**Given exercise**
The records below hold pictures; please leave those out and retype the rest exactly.

**Supplied data**
++++++

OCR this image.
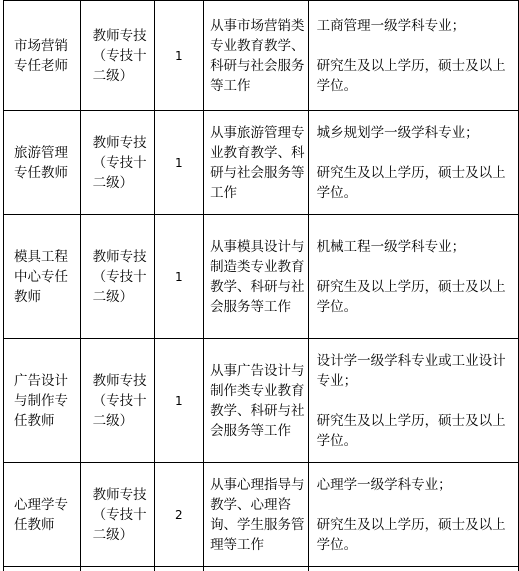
市场营销专任老师	教师专技（专技十二级）	1	从事市场营销类专业教育教学、科研与社会服务等工作	工商管理一级学科专业；
研究生及以上学历，硕士及以上学位。

旅游管理专任教师	教师专技（专技十二级）	1	从事旅游管理专业教育教学、科研与社会服务等工作	城乡规划学一级学科专业；
研究生及以上学历，硕士及以上学位。

模具工程中心专任教师	教师专技（专技十二级）	1	从事模具设计与制造类专业教育教学、科研与社会服务等工作	机械工程一级学科专业；
研究生及以上学历，硕士及以上学位。

广告设计与制作专任教师	教师专技（专技十二级）	1	从事广告设计与制作类专业教育教学、科研与社会服务等工作	设计学一级学科专业或工业设计专业；
研究生及以上学历，硕士及以上学位。

心理学专任教师	教师专技（专技十二级）	2	从事心理指导与教学、心理咨询、学生服务管理等工作	心理学一级学科专业；
研究生及以上学历，硕士及以上学位。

++++++

**Result for this exercise**
OCR this image.
市场营销专任老师	教师专技（专技十二级）	1	从事市场营销类专业教育教学、科研与社会服务等工作	工商管理一级学科专业；
研究生及以上学历，硕士及以上学位。

旅游管理专任教师	教师专技（专技十二级）	1	从事旅游管理专业教育教学、科研与社会服务等工作	城乡规划学一级学科专业；
研究生及以上学历，硕士及以上学位。

模具工程中心专任教师	教师专技（专技十二级）	1	从事模具设计与制造类专业教育教学、科研与社会服务等工作	机械工程一级学科专业；
研究生及以上学历，硕士及以上学位。

广告设计与制作专任教师	教师专技（专技十二级）	1	从事广告设计与制作类专业教育教学、科研与社会服务等工作	设计学一级学科专业或工业设计专业；
研究生及以上学历，硕士及以上学位。

心理学专任教师	教师专技（专技十二级）	2	从事心理指导与教学、心理咨询、学生服务管理等工作	心理学一级学科专业；
研究生及以上学历，硕士及以上学位。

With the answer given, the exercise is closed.